- _DATA EXTRACT_:

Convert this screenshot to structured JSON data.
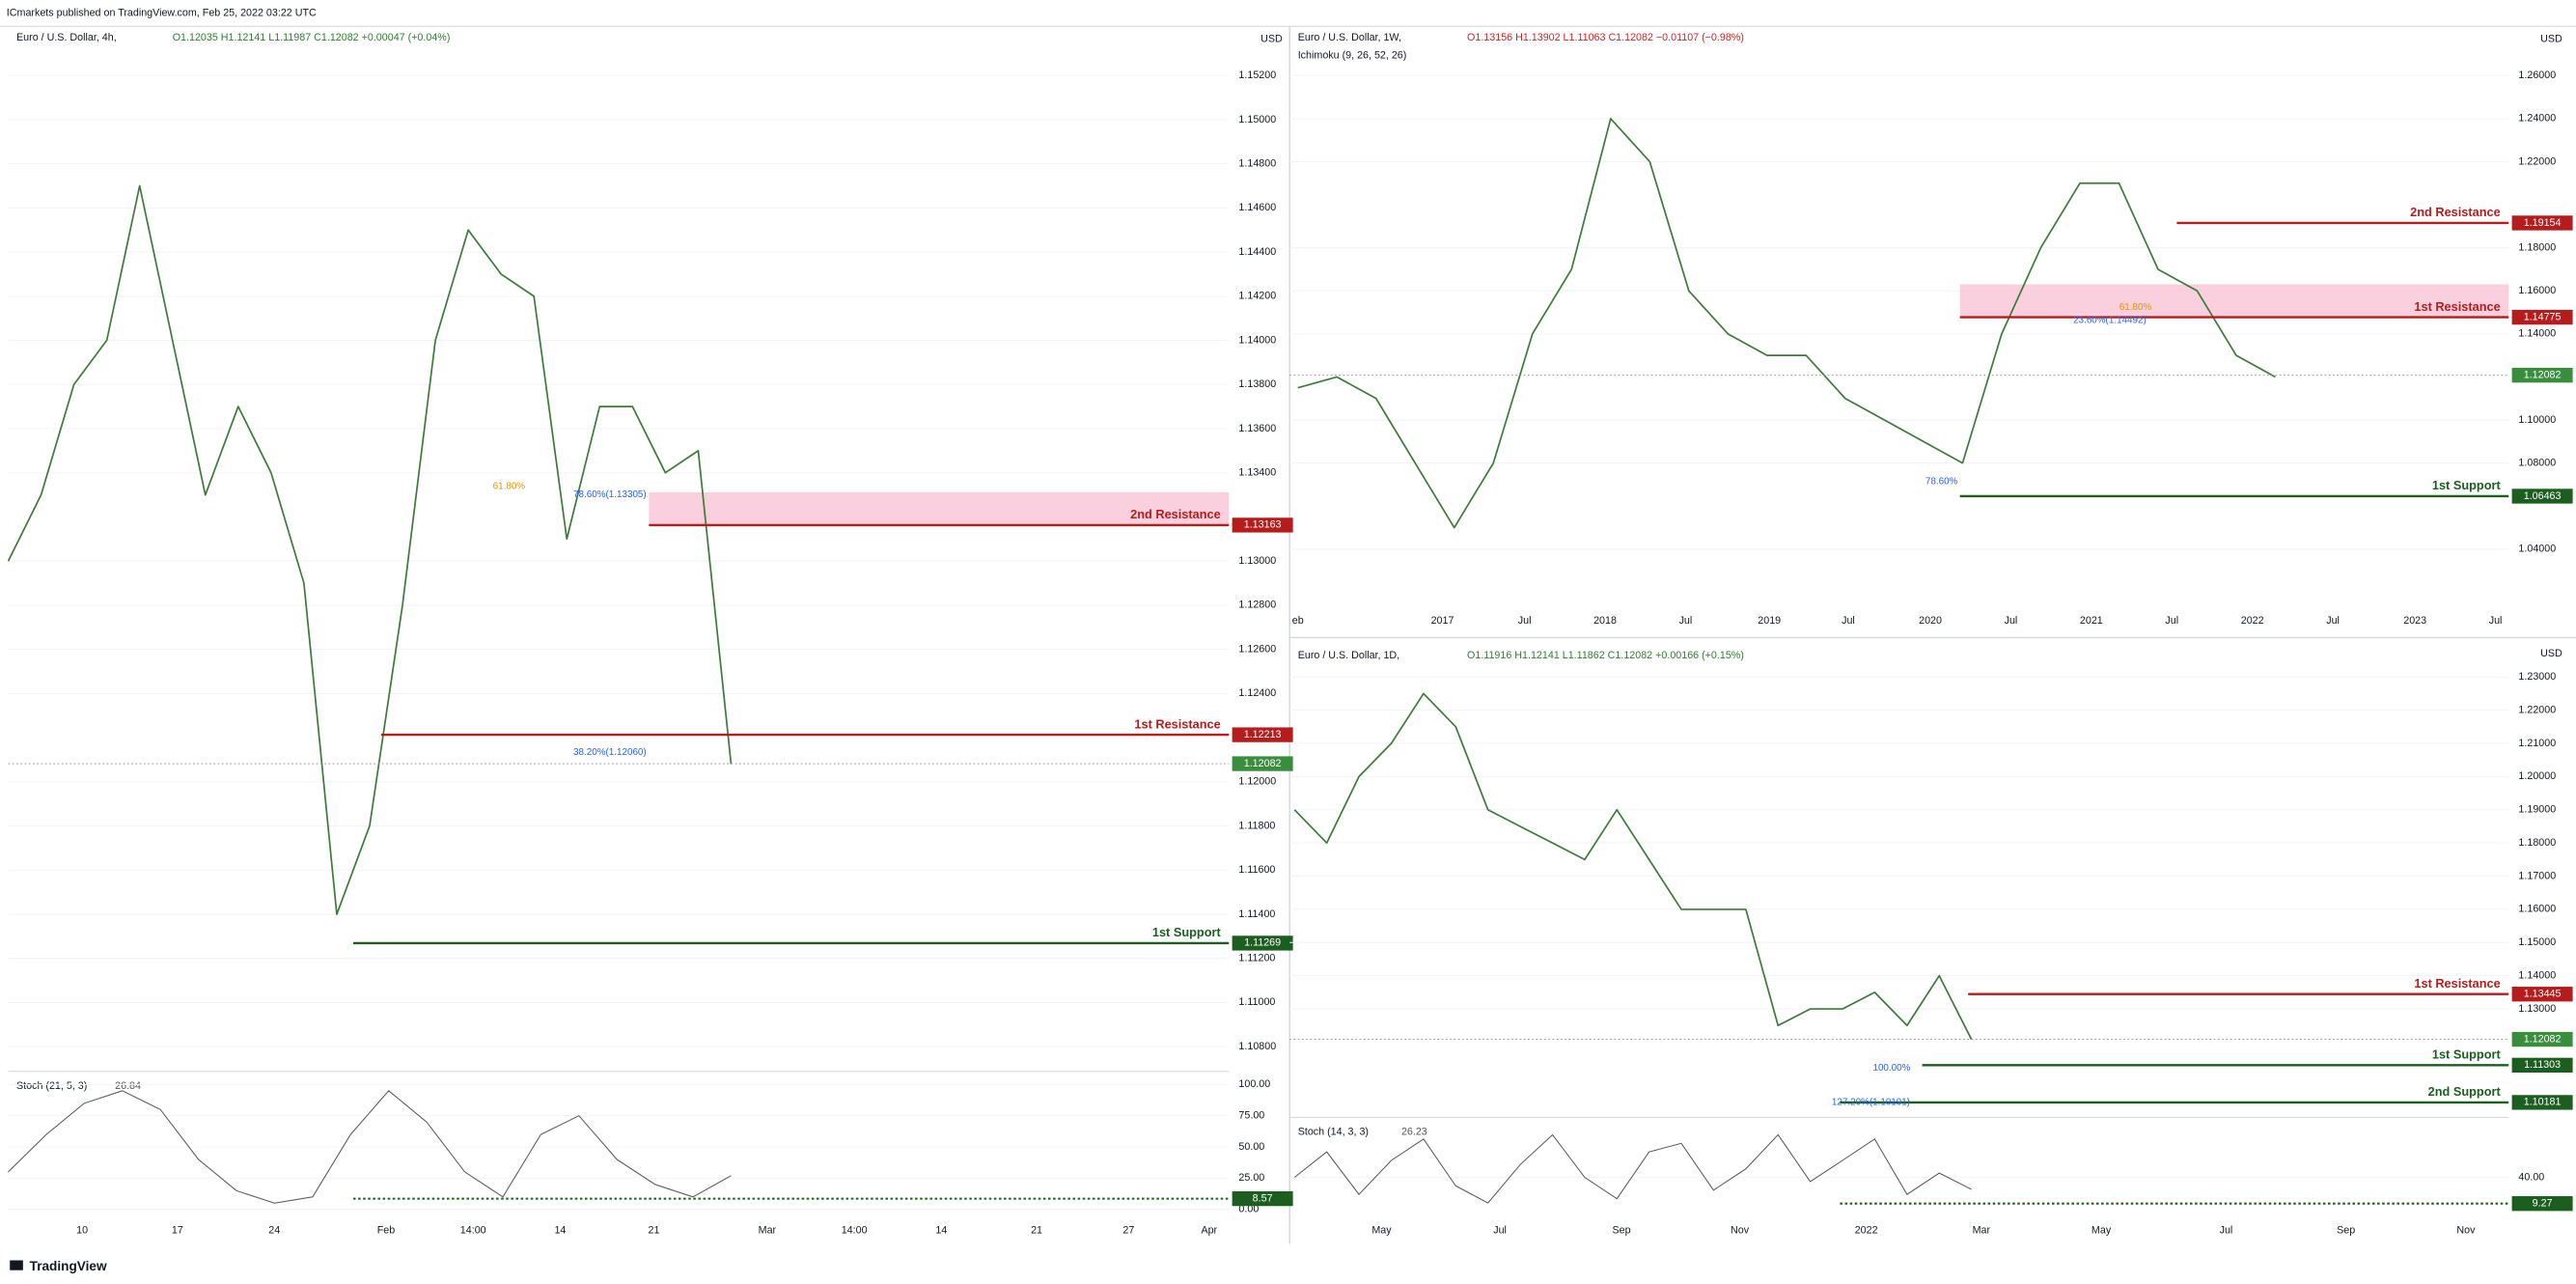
{
  "header": "ICmarkets published on TradingView.com, Feb 25, 2022 03:22 UTC",
  "footer": "TradingView",
  "panels": [
    {
      "symbol": "Euro / U.S. Dollar, 4h,",
      "ohlc": "O1.12035 H1.12141 L1.11987 C1.12082 +0.00047 (+0.04%)",
      "ohlc_color": "#2e7d32",
      "currency": "USD",
      "ylim": [
        1.10688,
        1.15423
      ],
      "yticks": [
        {
          "value": 1.152,
          "label": "1.15200"
        },
        {
          "value": 1.15,
          "label": "1.15000"
        },
        {
          "value": 1.148,
          "label": "1.14800"
        },
        {
          "value": 1.146,
          "label": "1.14600"
        },
        {
          "value": 1.144,
          "label": "1.14400"
        },
        {
          "value": 1.142,
          "label": "1.14200"
        },
        {
          "value": 1.14,
          "label": "1.14000"
        },
        {
          "value": 1.138,
          "label": "1.13800"
        },
        {
          "value": 1.136,
          "label": "1.13600"
        },
        {
          "value": 1.134,
          "label": "1.13400"
        },
        {
          "value": 1.13,
          "label": "1.13000"
        },
        {
          "value": 1.128,
          "label": "1.12800"
        },
        {
          "value": 1.126,
          "label": "1.12600"
        },
        {
          "value": 1.124,
          "label": "1.12400"
        },
        {
          "value": 1.12,
          "label": "1.12000"
        },
        {
          "value": 1.118,
          "label": "1.11800"
        },
        {
          "value": 1.116,
          "label": "1.11600"
        },
        {
          "value": 1.114,
          "label": "1.11400"
        },
        {
          "value": 1.112,
          "label": "1.11200"
        },
        {
          "value": 1.11,
          "label": "1.11000"
        },
        {
          "value": 1.108,
          "label": "1.10800"
        }
      ],
      "xticks": [
        "10",
        "17",
        "24",
        "Feb",
        "14:00",
        "14",
        "21",
        "Mar",
        "14:00",
        "14",
        "21",
        "27",
        "Apr"
      ],
      "price": [
        1.13,
        1.133,
        1.138,
        1.14,
        1.147,
        1.14,
        1.133,
        1.137,
        1.134,
        1.129,
        1.114,
        1.118,
        1.128,
        1.14,
        1.145,
        1.143,
        1.142,
        1.131,
        1.137,
        1.137,
        1.134,
        1.135,
        1.1208
      ],
      "current": 1.12082,
      "levels": [
        {
          "name": "2nd Resistance",
          "price": 1.13163,
          "color": "#b71c1c"
        },
        {
          "name": "1st Resistance",
          "price": 1.12213,
          "color": "#b71c1c"
        },
        {
          "name": "1st Support",
          "price": 1.11269,
          "color": "#1b5e20"
        }
      ],
      "fibs": [
        {
          "text": "61.80%",
          "color": "#e69500"
        },
        {
          "text": "78.60%(1.13305)",
          "color": "#2962ff"
        },
        {
          "text": "38.20%(1.12060)",
          "color": "#2962ff"
        }
      ],
      "stoch": {
        "name": "Stoch (21, 5, 3)",
        "reading": 26.84,
        "level": 8.57,
        "ylim": [
          -5.3,
          110.5
        ],
        "yticks": [
          {
            "value": 100,
            "label": "100.00"
          },
          {
            "value": 75,
            "label": "75.00"
          },
          {
            "value": 50,
            "label": "50.00"
          },
          {
            "value": 25,
            "label": "25.00"
          },
          {
            "value": 0,
            "label": "0.00"
          }
        ],
        "values": [
          30,
          60,
          85,
          95,
          80,
          40,
          15,
          5,
          10,
          60,
          95,
          70,
          30,
          10,
          60,
          75,
          40,
          20,
          10,
          27
        ]
      }
    },
    {
      "symbol": "Euro / U.S. Dollar, 1W,",
      "ohlc": "O1.13156 H1.13902 L1.11063 C1.12082 −0.01107 (−0.98%)",
      "ohlc_color": "#c62828",
      "indicator": "Ichimoku (9, 26, 52, 26)",
      "currency": "USD",
      "ylim": [
        1.0127,
        1.2829
      ],
      "yticks": [
        {
          "value": 1.26,
          "label": "1.26000"
        },
        {
          "value": 1.24,
          "label": "1.24000"
        },
        {
          "value": 1.22,
          "label": "1.22000"
        },
        {
          "value": 1.18,
          "label": "1.18000"
        },
        {
          "value": 1.16,
          "label": "1.16000"
        },
        {
          "value": 1.14,
          "label": "1.14000"
        },
        {
          "value": 1.1,
          "label": "1.10000"
        },
        {
          "value": 1.08,
          "label": "1.08000"
        },
        {
          "value": 1.04,
          "label": "1.04000"
        }
      ],
      "xticks": [
        "eb",
        "2017",
        "Jul",
        "2018",
        "Jul",
        "2019",
        "Jul",
        "2020",
        "Jul",
        "2021",
        "Jul",
        "2022",
        "Jul",
        "2023",
        "Jul"
      ],
      "price": [
        1.115,
        1.12,
        1.11,
        1.08,
        1.05,
        1.08,
        1.14,
        1.17,
        1.24,
        1.22,
        1.16,
        1.14,
        1.13,
        1.13,
        1.11,
        1.1,
        1.09,
        1.08,
        1.14,
        1.18,
        1.21,
        1.21,
        1.17,
        1.16,
        1.13,
        1.12
      ],
      "current": 1.12082,
      "levels": [
        {
          "name": "2nd Resistance",
          "price": 1.19154,
          "color": "#b71c1c"
        },
        {
          "name": "1st Resistance",
          "price": 1.14775,
          "color": "#b71c1c"
        },
        {
          "name": "1st Support",
          "price": 1.06463,
          "color": "#1b5e20"
        }
      ],
      "fibs": [
        {
          "text": "61.80%",
          "color": "#e69500"
        },
        {
          "text": "23.60%(1.14492)",
          "color": "#2962ff"
        },
        {
          "text": "78.60%",
          "color": "#2962ff"
        }
      ]
    },
    {
      "symbol": "Euro / U.S. Dollar, 1D,",
      "ohlc": "O1.11916 H1.12141 L1.11862 C1.12082 +0.00166 (+0.15%)",
      "ohlc_color": "#2e7d32",
      "currency": "USD",
      "ylim": [
        1.0973,
        1.2409
      ],
      "yticks": [
        {
          "value": 1.23,
          "label": "1.23000"
        },
        {
          "value": 1.22,
          "label": "1.22000"
        },
        {
          "value": 1.21,
          "label": "1.21000"
        },
        {
          "value": 1.2,
          "label": "1.20000"
        },
        {
          "value": 1.19,
          "label": "1.19000"
        },
        {
          "value": 1.18,
          "label": "1.18000"
        },
        {
          "value": 1.17,
          "label": "1.17000"
        },
        {
          "value": 1.16,
          "label": "1.16000"
        },
        {
          "value": 1.15,
          "label": "1.15000"
        },
        {
          "value": 1.14,
          "label": "1.14000"
        },
        {
          "value": 1.13,
          "label": "1.13000"
        }
      ],
      "xticks": [
        "May",
        "Jul",
        "Sep",
        "Nov",
        "2022",
        "Mar",
        "May",
        "Jul",
        "Sep",
        "Nov"
      ],
      "price": [
        1.19,
        1.18,
        1.2,
        1.21,
        1.225,
        1.215,
        1.19,
        1.185,
        1.18,
        1.175,
        1.19,
        1.175,
        1.16,
        1.16,
        1.16,
        1.125,
        1.13,
        1.13,
        1.135,
        1.125,
        1.14,
        1.1208
      ],
      "current": 1.12082,
      "levels": [
        {
          "name": "1st Resistance",
          "price": 1.13445,
          "color": "#b71c1c"
        },
        {
          "name": "1st Support",
          "price": 1.11303,
          "color": "#1b5e20"
        },
        {
          "name": "2nd Support",
          "price": 1.10181,
          "color": "#1b5e20"
        }
      ],
      "fibs": [
        {
          "text": "100.00%",
          "color": "#2962ff"
        },
        {
          "text": "127.20%(1.10191)",
          "color": "#2962ff"
        }
      ],
      "stoch": {
        "name": "Stoch (14, 3, 3)",
        "reading": 26.23,
        "level": 9.27,
        "ylim": [
          -5.3,
          110.5
        ],
        "yticks": [
          {
            "value": 40,
            "label": "40.00"
          }
        ],
        "values": [
          40,
          70,
          20,
          60,
          85,
          30,
          10,
          55,
          90,
          40,
          15,
          70,
          80,
          25,
          50,
          90,
          35,
          60,
          85,
          20,
          45,
          26
        ]
      }
    }
  ]
}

- _TO DO_: Find the word "Euro" in the data and show each line that holds it.

- _ANSWER TO THE TASK_:
      "symbol": "Euro / U.S. Dollar, 4h,",
      "symbol": "Euro / U.S. Dollar, 1W,",
      "symbol": "Euro / U.S. Dollar, 1D,",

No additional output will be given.